(Dataset records)
--*--
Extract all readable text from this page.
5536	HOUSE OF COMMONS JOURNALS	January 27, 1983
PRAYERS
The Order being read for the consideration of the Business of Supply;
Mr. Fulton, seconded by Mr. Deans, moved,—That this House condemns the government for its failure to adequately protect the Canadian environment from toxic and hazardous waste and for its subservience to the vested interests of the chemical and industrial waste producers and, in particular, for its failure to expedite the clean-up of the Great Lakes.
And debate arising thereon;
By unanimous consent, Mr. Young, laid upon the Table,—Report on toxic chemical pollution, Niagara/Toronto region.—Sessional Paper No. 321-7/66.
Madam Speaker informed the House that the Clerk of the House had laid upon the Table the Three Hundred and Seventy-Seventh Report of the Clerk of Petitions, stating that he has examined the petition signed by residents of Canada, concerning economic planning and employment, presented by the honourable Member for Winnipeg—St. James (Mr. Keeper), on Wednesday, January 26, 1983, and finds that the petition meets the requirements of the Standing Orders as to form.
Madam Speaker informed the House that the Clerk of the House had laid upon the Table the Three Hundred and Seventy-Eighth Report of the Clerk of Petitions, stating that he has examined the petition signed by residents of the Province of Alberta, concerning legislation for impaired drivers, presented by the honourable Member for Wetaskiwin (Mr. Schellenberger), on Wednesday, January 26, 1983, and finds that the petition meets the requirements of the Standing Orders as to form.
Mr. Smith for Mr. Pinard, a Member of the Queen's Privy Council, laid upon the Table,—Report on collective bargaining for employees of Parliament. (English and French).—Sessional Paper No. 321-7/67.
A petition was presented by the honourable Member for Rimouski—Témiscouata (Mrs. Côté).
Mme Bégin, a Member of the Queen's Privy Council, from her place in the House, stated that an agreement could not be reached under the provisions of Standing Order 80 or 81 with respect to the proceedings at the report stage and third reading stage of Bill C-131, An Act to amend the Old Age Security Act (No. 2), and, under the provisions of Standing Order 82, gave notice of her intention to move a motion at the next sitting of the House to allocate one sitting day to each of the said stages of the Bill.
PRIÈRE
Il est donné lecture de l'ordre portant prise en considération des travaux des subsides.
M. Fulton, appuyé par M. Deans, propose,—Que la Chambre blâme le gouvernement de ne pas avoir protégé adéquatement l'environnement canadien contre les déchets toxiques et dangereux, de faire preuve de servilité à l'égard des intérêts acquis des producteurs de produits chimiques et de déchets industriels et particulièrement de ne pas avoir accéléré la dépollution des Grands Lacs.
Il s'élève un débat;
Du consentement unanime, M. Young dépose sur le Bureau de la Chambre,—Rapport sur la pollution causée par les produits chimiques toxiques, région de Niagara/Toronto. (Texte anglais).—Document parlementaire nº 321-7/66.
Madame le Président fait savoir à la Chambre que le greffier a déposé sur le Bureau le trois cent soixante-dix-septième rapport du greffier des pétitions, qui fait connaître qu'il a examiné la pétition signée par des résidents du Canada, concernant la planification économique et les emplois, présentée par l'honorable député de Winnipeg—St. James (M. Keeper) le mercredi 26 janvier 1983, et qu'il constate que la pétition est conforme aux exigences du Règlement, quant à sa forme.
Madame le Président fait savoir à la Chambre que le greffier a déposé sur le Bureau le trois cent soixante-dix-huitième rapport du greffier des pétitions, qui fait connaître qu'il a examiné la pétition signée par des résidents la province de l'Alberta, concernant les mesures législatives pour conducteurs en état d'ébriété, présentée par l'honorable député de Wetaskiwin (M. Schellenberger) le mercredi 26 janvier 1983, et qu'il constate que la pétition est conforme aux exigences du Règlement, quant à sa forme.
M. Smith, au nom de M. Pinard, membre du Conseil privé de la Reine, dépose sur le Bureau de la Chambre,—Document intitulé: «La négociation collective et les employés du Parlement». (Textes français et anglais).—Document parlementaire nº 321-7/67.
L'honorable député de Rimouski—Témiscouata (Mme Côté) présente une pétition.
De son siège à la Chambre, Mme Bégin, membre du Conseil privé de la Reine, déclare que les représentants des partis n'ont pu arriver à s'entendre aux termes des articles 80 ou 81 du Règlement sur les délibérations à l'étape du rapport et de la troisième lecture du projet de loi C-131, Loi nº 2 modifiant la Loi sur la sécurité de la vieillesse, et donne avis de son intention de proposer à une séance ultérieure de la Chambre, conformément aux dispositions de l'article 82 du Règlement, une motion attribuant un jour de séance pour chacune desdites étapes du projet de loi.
--*--
■ Goal
Report how many lines of the listing hold the word "Young", with nothing but the number.

■ Full response
2